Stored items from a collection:
** begin **

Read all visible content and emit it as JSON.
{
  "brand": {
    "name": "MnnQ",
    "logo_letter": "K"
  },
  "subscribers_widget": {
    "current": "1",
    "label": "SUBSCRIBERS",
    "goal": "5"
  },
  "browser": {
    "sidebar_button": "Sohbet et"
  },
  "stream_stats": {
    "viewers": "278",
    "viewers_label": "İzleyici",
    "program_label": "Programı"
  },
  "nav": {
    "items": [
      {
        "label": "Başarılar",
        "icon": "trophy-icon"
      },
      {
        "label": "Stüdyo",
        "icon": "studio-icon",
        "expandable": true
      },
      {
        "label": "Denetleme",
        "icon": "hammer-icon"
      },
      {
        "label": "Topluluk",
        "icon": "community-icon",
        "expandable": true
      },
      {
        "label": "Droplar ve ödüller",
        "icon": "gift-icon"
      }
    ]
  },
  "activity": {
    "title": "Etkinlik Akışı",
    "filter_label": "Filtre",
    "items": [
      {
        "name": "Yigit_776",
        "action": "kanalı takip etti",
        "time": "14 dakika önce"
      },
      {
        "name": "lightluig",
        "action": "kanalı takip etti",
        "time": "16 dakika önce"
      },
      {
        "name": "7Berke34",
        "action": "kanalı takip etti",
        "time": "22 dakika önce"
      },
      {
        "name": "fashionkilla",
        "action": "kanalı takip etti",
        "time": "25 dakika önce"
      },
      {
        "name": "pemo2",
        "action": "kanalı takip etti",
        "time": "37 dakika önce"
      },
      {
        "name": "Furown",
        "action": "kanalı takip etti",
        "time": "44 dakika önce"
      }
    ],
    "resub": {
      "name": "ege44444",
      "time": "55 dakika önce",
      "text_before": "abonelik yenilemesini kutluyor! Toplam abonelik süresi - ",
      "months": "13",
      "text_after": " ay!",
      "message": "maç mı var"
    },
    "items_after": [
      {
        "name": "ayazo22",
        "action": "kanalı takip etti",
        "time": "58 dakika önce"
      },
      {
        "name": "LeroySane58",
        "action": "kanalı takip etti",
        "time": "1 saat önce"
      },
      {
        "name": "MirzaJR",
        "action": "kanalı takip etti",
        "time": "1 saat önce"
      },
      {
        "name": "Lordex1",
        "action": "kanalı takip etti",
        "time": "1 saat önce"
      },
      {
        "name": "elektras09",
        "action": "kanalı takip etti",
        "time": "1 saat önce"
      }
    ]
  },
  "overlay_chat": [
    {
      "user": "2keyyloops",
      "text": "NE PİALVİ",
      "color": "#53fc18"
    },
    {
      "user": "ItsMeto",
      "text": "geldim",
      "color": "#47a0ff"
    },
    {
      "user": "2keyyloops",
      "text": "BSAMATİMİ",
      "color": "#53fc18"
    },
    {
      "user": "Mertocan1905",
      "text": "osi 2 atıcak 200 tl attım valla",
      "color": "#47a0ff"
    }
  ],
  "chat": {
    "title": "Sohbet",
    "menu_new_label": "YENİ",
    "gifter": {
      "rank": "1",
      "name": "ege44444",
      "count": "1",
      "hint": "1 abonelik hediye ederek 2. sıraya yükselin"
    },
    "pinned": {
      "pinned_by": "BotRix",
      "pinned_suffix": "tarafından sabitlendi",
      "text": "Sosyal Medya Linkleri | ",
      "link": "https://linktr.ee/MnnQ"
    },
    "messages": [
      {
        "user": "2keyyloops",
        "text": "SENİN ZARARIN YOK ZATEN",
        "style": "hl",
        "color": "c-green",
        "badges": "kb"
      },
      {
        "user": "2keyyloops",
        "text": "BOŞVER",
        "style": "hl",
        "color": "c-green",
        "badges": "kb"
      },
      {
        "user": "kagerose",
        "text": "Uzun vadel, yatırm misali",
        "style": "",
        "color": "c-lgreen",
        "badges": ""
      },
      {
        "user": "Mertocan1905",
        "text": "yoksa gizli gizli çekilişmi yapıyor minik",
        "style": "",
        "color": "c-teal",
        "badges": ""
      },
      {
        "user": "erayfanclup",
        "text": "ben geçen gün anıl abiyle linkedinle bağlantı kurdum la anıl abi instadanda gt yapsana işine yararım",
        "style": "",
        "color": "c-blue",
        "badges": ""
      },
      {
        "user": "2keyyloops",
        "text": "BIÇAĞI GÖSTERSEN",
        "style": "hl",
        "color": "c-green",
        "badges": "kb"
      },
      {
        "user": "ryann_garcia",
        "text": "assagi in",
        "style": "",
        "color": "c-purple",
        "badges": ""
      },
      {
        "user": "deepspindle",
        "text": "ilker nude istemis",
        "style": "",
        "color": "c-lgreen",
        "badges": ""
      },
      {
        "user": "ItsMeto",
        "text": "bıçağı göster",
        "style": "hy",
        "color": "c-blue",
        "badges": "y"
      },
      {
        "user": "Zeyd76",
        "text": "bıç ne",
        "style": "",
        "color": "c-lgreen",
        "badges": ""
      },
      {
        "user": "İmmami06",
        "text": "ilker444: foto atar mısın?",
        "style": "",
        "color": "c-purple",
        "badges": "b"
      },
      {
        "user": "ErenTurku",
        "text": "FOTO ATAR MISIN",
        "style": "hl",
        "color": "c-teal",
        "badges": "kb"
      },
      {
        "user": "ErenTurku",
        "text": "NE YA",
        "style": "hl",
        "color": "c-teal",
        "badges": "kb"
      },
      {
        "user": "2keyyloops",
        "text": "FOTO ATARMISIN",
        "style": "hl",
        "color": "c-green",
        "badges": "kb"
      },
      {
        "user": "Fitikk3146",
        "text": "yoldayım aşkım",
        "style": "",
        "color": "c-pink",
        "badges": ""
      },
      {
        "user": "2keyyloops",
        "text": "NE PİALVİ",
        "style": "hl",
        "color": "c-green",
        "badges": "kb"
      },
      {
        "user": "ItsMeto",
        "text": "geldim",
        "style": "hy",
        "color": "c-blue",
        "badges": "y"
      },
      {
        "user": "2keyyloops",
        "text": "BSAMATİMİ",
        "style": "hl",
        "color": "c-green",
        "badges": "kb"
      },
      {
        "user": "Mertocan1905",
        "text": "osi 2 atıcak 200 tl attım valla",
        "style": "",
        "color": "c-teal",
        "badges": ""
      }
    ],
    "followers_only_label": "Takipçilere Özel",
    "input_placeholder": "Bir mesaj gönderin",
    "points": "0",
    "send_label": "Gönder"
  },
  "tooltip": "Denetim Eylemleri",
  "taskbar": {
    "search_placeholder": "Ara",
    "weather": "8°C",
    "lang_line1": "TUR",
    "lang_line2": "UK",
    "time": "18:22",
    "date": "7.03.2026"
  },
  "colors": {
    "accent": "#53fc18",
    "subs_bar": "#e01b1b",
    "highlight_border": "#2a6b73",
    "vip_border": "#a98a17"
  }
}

** end **

> **AIM OF THE TASK**
Please quote every record above exactly as it appears.

> **RESULT OF THE EXERCISE**
Read all visible content and emit it as JSON.
{
  "brand": {
    "name": "MnnQ",
    "logo_letter": "K"
  },
  "subscribers_widget": {
    "current": "1",
    "label": "SUBSCRIBERS",
    "goal": "5"
  },
  "browser": {
    "sidebar_button": "Sohbet et"
  },
  "stream_stats": {
    "viewers": "278",
    "viewers_label": "İzleyici",
    "program_label": "Programı"
  },
  "nav": {
    "items": [
      {
        "label": "Başarılar",
        "icon": "trophy-icon"
      },
      {
        "label": "Stüdyo",
        "icon": "studio-icon",
        "expandable": true
      },
      {
        "label": "Denetleme",
        "icon": "hammer-icon"
      },
      {
        "label": "Topluluk",
        "icon": "community-icon",
        "expandable": true
      },
      {
        "label": "Droplar ve ödüller",
        "icon": "gift-icon"
      }
    ]
  },
  "activity": {
    "title": "Etkinlik Akışı",
    "filter_label": "Filtre",
    "items": [
      {
        "name": "Yigit_776",
        "action": "kanalı takip etti",
        "time": "14 dakika önce"
      },
      {
        "name": "lightluig",
        "action": "kanalı takip etti",
        "time": "16 dakika önce"
      },
      {
        "name": "7Berke34",
        "action": "kanalı takip etti",
        "time": "22 dakika önce"
      },
      {
        "name": "fashionkilla",
        "action": "kanalı takip etti",
        "time": "25 dakika önce"
      },
      {
        "name": "pemo2",
        "action": "kanalı takip etti",
        "time": "37 dakika önce"
      },
      {
        "name": "Furown",
        "action": "kanalı takip etti",
        "time": "44 dakika önce"
      }
    ],
    "resub": {
      "name": "ege44444",
      "time": "55 dakika önce",
      "text_before": "abonelik yenilemesini kutluyor! Toplam abonelik süresi - ",
      "months": "13",
      "text_after": " ay!",
      "message": "maç mı var"
    },
    "items_after": [
      {
        "name": "ayazo22",
        "action": "kanalı takip etti",
        "time": "58 dakika önce"
      },
      {
        "name": "LeroySane58",
        "action": "kanalı takip etti",
        "time": "1 saat önce"
      },
      {
        "name": "MirzaJR",
        "action": "kanalı takip etti",
        "time": "1 saat önce"
      },
      {
        "name": "Lordex1",
        "action": "kanalı takip etti",
        "time": "1 saat önce"
      },
      {
        "name": "elektras09",
        "action": "kanalı takip etti",
        "time": "1 saat önce"
      }
    ]
  },
  "overlay_chat": [
    {
      "user": "2keyyloops",
      "text": "NE PİALVİ",
      "color": "#53fc18"
    },
    {
      "user": "ItsMeto",
      "text": "geldim",
      "color": "#47a0ff"
    },
    {
      "user": "2keyyloops",
      "text": "BSAMATİMİ",
      "color": "#53fc18"
    },
    {
      "user": "Mertocan1905",
      "text": "osi 2 atıcak 200 tl attım valla",
      "color": "#47a0ff"
    }
  ],
  "chat": {
    "title": "Sohbet",
    "menu_new_label": "YENİ",
    "gifter": {
      "rank": "1",
      "name": "ege44444",
      "count": "1",
      "hint": "1 abonelik hediye ederek 2. sıraya yükselin"
    },
    "pinned": {
      "pinned_by": "BotRix",
      "pinned_suffix": "tarafından sabitlendi",
      "text": "Sosyal Medya Linkleri | ",
      "link": "https://linktr.ee/MnnQ"
    },
    "messages": [
      {
        "user": "2keyyloops",
        "text": "SENİN ZARARIN YOK ZATEN",
        "style": "hl",
        "color": "c-green",
        "badges": "kb"
      },
      {
        "user": "2keyyloops",
        "text": "BOŞVER",
        "style": "hl",
        "color": "c-green",
        "badges": "kb"
      },
      {
        "user": "kagerose",
        "text": "Uzun vadel, yatırm misali",
        "style": "",
        "color": "c-lgreen",
        "badges": ""
      },
      {
        "user": "Mertocan1905",
        "text": "yoksa gizli gizli çekilişmi yapıyor minik",
        "style": "",
        "color": "c-teal",
        "badges": ""
      },
      {
        "user": "erayfanclup",
        "text": "ben geçen gün anıl abiyle linkedinle bağlantı kurdum la anıl abi instadanda gt yapsana işine yararım",
        "style": "",
        "color": "c-blue",
        "badges": ""
      },
      {
        "user": "2keyyloops",
        "text": "BIÇAĞI GÖSTERSEN",
        "style": "hl",
        "color": "c-green",
        "badges": "kb"
      },
      {
        "user": "ryann_garcia",
        "text": "assagi in",
        "style": "",
        "color": "c-purple",
        "badges": ""
      },
      {
        "user": "deepspindle",
        "text": "ilker nude istemis",
        "style": "",
        "color": "c-lgreen",
        "badges": ""
      },
      {
        "user": "ItsMeto",
        "text": "bıçağı göster",
        "style": "hy",
        "color": "c-blue",
        "badges": "y"
      },
      {
        "user": "Zeyd76",
        "text": "bıç ne",
        "style": "",
        "color": "c-lgreen",
        "badges": ""
      },
      {
        "user": "İmmami06",
        "text": "ilker444: foto atar mısın?",
        "style": "",
        "color": "c-purple",
        "badges": "b"
      },
      {
        "user": "ErenTurku",
        "text": "FOTO ATAR MISIN",
        "style": "hl",
        "color": "c-teal",
        "badges": "kb"
      },
      {
        "user": "ErenTurku",
        "text": "NE YA",
        "style": "hl",
        "color": "c-teal",
        "badges": "kb"
      },
      {
        "user": "2keyyloops",
        "text": "FOTO ATARMISIN",
        "style": "hl",
        "color": "c-green",
        "badges": "kb"
      },
      {
        "user": "Fitikk3146",
        "text": "yoldayım aşkım",
        "style": "",
        "color": "c-pink",
        "badges": ""
      },
      {
        "user": "2keyyloops",
        "text": "NE PİALVİ",
        "style": "hl",
        "color": "c-green",
        "badges": "kb"
      },
      {
        "user": "ItsMeto",
        "text": "geldim",
        "style": "hy",
        "color": "c-blue",
        "badges": "y"
      },
      {
        "user": "2keyyloops",
        "text": "BSAMATİMİ",
        "style": "hl",
        "color": "c-green",
        "badges": "kb"
      },
      {
        "user": "Mertocan1905",
        "text": "osi 2 atıcak 200 tl attım valla",
        "style": "",
        "color": "c-teal",
        "badges": ""
      }
    ],
    "followers_only_label": "Takipçilere Özel",
    "input_placeholder": "Bir mesaj gönderin",
    "points": "0",
    "send_label": "Gönder"
  },
  "tooltip": "Denetim Eylemleri",
  "taskbar": {
    "search_placeholder": "Ara",
    "weather": "8°C",
    "lang_line1": "TUR",
    "lang_line2": "UK",
    "time": "18:22",
    "date": "7.03.2026"
  },
  "colors": {
    "accent": "#53fc18",
    "subs_bar": "#e01b1b",
    "highlight_border": "#2a6b73",
    "vip_border": "#a98a17"
  }
}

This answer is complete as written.